Aim of the exercise »
Reproduce each line of the material precisely.

---------------

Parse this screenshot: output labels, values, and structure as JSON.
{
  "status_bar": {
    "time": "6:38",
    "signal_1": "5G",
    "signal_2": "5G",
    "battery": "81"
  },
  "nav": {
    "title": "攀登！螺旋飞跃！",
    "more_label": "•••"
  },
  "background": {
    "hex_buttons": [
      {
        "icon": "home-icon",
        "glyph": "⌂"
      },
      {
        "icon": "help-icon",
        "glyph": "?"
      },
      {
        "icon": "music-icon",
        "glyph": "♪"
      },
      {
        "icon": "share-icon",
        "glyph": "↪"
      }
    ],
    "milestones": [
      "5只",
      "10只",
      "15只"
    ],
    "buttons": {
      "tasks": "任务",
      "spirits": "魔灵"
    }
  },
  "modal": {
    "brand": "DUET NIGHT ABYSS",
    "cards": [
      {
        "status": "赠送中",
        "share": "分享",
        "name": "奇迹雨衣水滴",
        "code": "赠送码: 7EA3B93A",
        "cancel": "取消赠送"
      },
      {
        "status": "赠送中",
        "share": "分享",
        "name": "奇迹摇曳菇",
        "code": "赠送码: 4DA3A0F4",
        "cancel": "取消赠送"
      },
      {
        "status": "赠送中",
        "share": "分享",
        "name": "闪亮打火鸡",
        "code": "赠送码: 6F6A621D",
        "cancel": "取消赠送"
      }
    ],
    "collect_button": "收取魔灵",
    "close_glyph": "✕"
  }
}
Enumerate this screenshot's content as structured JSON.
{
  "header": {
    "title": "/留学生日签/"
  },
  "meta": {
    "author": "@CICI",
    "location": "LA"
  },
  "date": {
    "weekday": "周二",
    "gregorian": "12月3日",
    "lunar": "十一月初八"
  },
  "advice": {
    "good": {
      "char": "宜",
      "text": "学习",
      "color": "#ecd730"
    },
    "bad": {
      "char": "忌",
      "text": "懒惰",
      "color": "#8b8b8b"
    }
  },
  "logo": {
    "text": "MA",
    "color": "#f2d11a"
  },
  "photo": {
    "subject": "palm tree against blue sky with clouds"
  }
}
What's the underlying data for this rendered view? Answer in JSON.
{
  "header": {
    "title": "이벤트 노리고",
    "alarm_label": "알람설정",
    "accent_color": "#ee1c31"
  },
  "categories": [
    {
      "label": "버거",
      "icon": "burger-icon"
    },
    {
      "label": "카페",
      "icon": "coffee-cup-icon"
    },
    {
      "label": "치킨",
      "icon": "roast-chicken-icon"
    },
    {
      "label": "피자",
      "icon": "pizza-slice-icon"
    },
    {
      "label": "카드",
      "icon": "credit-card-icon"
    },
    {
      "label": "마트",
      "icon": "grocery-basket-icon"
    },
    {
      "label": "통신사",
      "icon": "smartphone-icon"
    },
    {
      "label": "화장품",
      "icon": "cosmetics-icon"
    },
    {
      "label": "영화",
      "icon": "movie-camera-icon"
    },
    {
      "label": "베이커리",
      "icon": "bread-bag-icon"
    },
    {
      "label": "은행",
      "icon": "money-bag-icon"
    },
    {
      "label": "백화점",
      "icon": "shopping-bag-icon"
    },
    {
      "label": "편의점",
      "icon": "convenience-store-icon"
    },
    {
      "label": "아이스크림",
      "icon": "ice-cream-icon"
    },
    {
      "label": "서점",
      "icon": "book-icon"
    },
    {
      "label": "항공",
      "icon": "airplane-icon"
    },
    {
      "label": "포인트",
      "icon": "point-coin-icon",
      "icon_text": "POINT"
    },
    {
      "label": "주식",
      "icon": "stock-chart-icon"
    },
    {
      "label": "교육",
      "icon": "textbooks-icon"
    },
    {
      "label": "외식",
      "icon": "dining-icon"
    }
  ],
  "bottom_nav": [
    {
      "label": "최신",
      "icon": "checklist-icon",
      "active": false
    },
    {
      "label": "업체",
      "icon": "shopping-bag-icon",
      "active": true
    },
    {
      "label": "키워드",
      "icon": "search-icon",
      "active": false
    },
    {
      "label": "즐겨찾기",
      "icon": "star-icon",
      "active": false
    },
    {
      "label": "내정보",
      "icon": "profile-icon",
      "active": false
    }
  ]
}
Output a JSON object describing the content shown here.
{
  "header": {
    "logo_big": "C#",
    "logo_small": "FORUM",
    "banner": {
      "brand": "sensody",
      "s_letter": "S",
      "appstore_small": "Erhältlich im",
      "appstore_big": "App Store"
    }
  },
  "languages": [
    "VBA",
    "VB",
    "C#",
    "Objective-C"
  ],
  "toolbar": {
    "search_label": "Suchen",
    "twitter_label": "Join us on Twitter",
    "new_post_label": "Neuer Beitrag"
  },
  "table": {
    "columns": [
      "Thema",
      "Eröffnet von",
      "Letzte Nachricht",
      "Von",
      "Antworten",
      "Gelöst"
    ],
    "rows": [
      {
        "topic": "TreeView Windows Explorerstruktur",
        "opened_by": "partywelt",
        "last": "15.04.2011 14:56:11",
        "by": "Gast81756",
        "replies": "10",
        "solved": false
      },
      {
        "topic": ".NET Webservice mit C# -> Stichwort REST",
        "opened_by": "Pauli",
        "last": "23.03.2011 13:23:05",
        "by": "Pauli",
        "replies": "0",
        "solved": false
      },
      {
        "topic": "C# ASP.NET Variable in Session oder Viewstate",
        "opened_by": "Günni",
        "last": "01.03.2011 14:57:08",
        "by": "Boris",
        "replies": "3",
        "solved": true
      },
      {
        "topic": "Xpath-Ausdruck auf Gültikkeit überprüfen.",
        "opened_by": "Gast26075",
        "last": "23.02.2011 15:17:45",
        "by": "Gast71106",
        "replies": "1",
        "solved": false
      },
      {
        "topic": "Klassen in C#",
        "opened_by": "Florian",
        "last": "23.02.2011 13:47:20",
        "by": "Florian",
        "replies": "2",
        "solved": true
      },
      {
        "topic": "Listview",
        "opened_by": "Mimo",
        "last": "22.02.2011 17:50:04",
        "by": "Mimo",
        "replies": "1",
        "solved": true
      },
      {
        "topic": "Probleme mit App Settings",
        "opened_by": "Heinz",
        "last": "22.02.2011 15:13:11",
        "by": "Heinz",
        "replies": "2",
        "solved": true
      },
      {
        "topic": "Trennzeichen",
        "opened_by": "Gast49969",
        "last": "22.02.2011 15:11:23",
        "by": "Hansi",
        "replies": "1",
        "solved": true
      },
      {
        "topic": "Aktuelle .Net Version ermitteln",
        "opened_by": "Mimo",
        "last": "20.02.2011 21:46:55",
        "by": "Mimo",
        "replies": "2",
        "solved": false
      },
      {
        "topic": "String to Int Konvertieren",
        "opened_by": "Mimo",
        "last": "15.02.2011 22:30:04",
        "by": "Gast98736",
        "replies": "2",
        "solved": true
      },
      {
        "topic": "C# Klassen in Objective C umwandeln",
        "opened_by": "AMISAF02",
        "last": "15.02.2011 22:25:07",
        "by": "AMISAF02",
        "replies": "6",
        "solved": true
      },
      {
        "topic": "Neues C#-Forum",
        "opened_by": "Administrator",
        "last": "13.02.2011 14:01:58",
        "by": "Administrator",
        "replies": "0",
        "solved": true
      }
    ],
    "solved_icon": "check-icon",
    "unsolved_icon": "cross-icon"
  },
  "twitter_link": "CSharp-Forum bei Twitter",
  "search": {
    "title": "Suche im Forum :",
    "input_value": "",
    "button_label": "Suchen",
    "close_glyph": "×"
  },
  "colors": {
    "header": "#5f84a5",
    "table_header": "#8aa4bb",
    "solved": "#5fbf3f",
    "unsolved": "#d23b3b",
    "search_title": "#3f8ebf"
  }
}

---------------

Result of this task »
Parse this screenshot: output labels, values, and structure as JSON.
{
  "status_bar": {
    "time": "6:38",
    "signal_1": "5G",
    "signal_2": "5G",
    "battery": "81"
  },
  "nav": {
    "title": "攀登！螺旋飞跃！",
    "more_label": "•••"
  },
  "background": {
    "hex_buttons": [
      {
        "icon": "home-icon",
        "glyph": "⌂"
      },
      {
        "icon": "help-icon",
        "glyph": "?"
      },
      {
        "icon": "music-icon",
        "glyph": "♪"
      },
      {
        "icon": "share-icon",
        "glyph": "↪"
      }
    ],
    "milestones": [
      "5只",
      "10只",
      "15只"
    ],
    "buttons": {
      "tasks": "任务",
      "spirits": "魔灵"
    }
  },
  "modal": {
    "brand": "DUET NIGHT ABYSS",
    "cards": [
      {
        "status": "赠送中",
        "share": "分享",
        "name": "奇迹雨衣水滴",
        "code": "赠送码: 7EA3B93A",
        "cancel": "取消赠送"
      },
      {
        "status": "赠送中",
        "share": "分享",
        "name": "奇迹摇曳菇",
        "code": "赠送码: 4DA3A0F4",
        "cancel": "取消赠送"
      },
      {
        "status": "赠送中",
        "share": "分享",
        "name": "闪亮打火鸡",
        "code": "赠送码: 6F6A621D",
        "cancel": "取消赠送"
      }
    ],
    "collect_button": "收取魔灵",
    "close_glyph": "✕"
  }
}
Enumerate this screenshot's content as structured JSON.
{
  "header": {
    "title": "/留学生日签/"
  },
  "meta": {
    "author": "@CICI",
    "location": "LA"
  },
  "date": {
    "weekday": "周二",
    "gregorian": "12月3日",
    "lunar": "十一月初八"
  },
  "advice": {
    "good": {
      "char": "宜",
      "text": "学习",
      "color": "#ecd730"
    },
    "bad": {
      "char": "忌",
      "text": "懒惰",
      "color": "#8b8b8b"
    }
  },
  "logo": {
    "text": "MA",
    "color": "#f2d11a"
  },
  "photo": {
    "subject": "palm tree against blue sky with clouds"
  }
}
What's the underlying data for this rendered view? Answer in JSON.
{
  "header": {
    "title": "이벤트 노리고",
    "alarm_label": "알람설정",
    "accent_color": "#ee1c31"
  },
  "categories": [
    {
      "label": "버거",
      "icon": "burger-icon"
    },
    {
      "label": "카페",
      "icon": "coffee-cup-icon"
    },
    {
      "label": "치킨",
      "icon": "roast-chicken-icon"
    },
    {
      "label": "피자",
      "icon": "pizza-slice-icon"
    },
    {
      "label": "카드",
      "icon": "credit-card-icon"
    },
    {
      "label": "마트",
      "icon": "grocery-basket-icon"
    },
    {
      "label": "통신사",
      "icon": "smartphone-icon"
    },
    {
      "label": "화장품",
      "icon": "cosmetics-icon"
    },
    {
      "label": "영화",
      "icon": "movie-camera-icon"
    },
    {
      "label": "베이커리",
      "icon": "bread-bag-icon"
    },
    {
      "label": "은행",
      "icon": "money-bag-icon"
    },
    {
      "label": "백화점",
      "icon": "shopping-bag-icon"
    },
    {
      "label": "편의점",
      "icon": "convenience-store-icon"
    },
    {
      "label": "아이스크림",
      "icon": "ice-cream-icon"
    },
    {
      "label": "서점",
      "icon": "book-icon"
    },
    {
      "label": "항공",
      "icon": "airplane-icon"
    },
    {
      "label": "포인트",
      "icon": "point-coin-icon",
      "icon_text": "POINT"
    },
    {
      "label": "주식",
      "icon": "stock-chart-icon"
    },
    {
      "label": "교육",
      "icon": "textbooks-icon"
    },
    {
      "label": "외식",
      "icon": "dining-icon"
    }
  ],
  "bottom_nav": [
    {
      "label": "최신",
      "icon": "checklist-icon",
      "active": false
    },
    {
      "label": "업체",
      "icon": "shopping-bag-icon",
      "active": true
    },
    {
      "label": "키워드",
      "icon": "search-icon",
      "active": false
    },
    {
      "label": "즐겨찾기",
      "icon": "star-icon",
      "active": false
    },
    {
      "label": "내정보",
      "icon": "profile-icon",
      "active": false
    }
  ]
}
Output a JSON object describing the content shown here.
{
  "header": {
    "logo_big": "C#",
    "logo_small": "FORUM",
    "banner": {
      "brand": "sensody",
      "s_letter": "S",
      "appstore_small": "Erhältlich im",
      "appstore_big": "App Store"
    }
  },
  "languages": [
    "VBA",
    "VB",
    "C#",
    "Objective-C"
  ],
  "toolbar": {
    "search_label": "Suchen",
    "twitter_label": "Join us on Twitter",
    "new_post_label": "Neuer Beitrag"
  },
  "table": {
    "columns": [
      "Thema",
      "Eröffnet von",
      "Letzte Nachricht",
      "Von",
      "Antworten",
      "Gelöst"
    ],
    "rows": [
      {
        "topic": "TreeView Windows Explorerstruktur",
        "opened_by": "partywelt",
        "last": "15.04.2011 14:56:11",
        "by": "Gast81756",
        "replies": "10",
        "solved": false
      },
      {
        "topic": ".NET Webservice mit C# -> Stichwort REST",
        "opened_by": "Pauli",
        "last": "23.03.2011 13:23:05",
        "by": "Pauli",
        "replies": "0",
        "solved": false
      },
      {
        "topic": "C# ASP.NET Variable in Session oder Viewstate",
        "opened_by": "Günni",
        "last": "01.03.2011 14:57:08",
        "by": "Boris",
        "replies": "3",
        "solved": true
      },
      {
        "topic": "Xpath-Ausdruck auf Gültikkeit überprüfen.",
        "opened_by": "Gast26075",
        "last": "23.02.2011 15:17:45",
        "by": "Gast71106",
        "replies": "1",
        "solved": false
      },
      {
        "topic": "Klassen in C#",
        "opened_by": "Florian",
        "last": "23.02.2011 13:47:20",
        "by": "Florian",
        "replies": "2",
        "solved": true
      },
      {
        "topic": "Listview",
        "opened_by": "Mimo",
        "last": "22.02.2011 17:50:04",
        "by": "Mimo",
        "replies": "1",
        "solved": true
      },
      {
        "topic": "Probleme mit App Settings",
        "opened_by": "Heinz",
        "last": "22.02.2011 15:13:11",
        "by": "Heinz",
        "replies": "2",
        "solved": true
      },
      {
        "topic": "Trennzeichen",
        "opened_by": "Gast49969",
        "last": "22.02.2011 15:11:23",
        "by": "Hansi",
        "replies": "1",
        "solved": true
      },
      {
        "topic": "Aktuelle .Net Version ermitteln",
        "opened_by": "Mimo",
        "last": "20.02.2011 21:46:55",
        "by": "Mimo",
        "replies": "2",
        "solved": false
      },
      {
        "topic": "String to Int Konvertieren",
        "opened_by": "Mimo",
        "last": "15.02.2011 22:30:04",
        "by": "Gast98736",
        "replies": "2",
        "solved": true
      },
      {
        "topic": "C# Klassen in Objective C umwandeln",
        "opened_by": "AMISAF02",
        "last": "15.02.2011 22:25:07",
        "by": "AMISAF02",
        "replies": "6",
        "solved": true
      },
      {
        "topic": "Neues C#-Forum",
        "opened_by": "Administrator",
        "last": "13.02.2011 14:01:58",
        "by": "Administrator",
        "replies": "0",
        "solved": true
      }
    ],
    "solved_icon": "check-icon",
    "unsolved_icon": "cross-icon"
  },
  "twitter_link": "CSharp-Forum bei Twitter",
  "search": {
    "title": "Suche im Forum :",
    "input_value": "",
    "button_label": "Suchen",
    "close_glyph": "×"
  },
  "colors": {
    "header": "#5f84a5",
    "table_header": "#8aa4bb",
    "solved": "#5fbf3f",
    "unsolved": "#d23b3b",
    "search_title": "#3f8ebf"
  }
}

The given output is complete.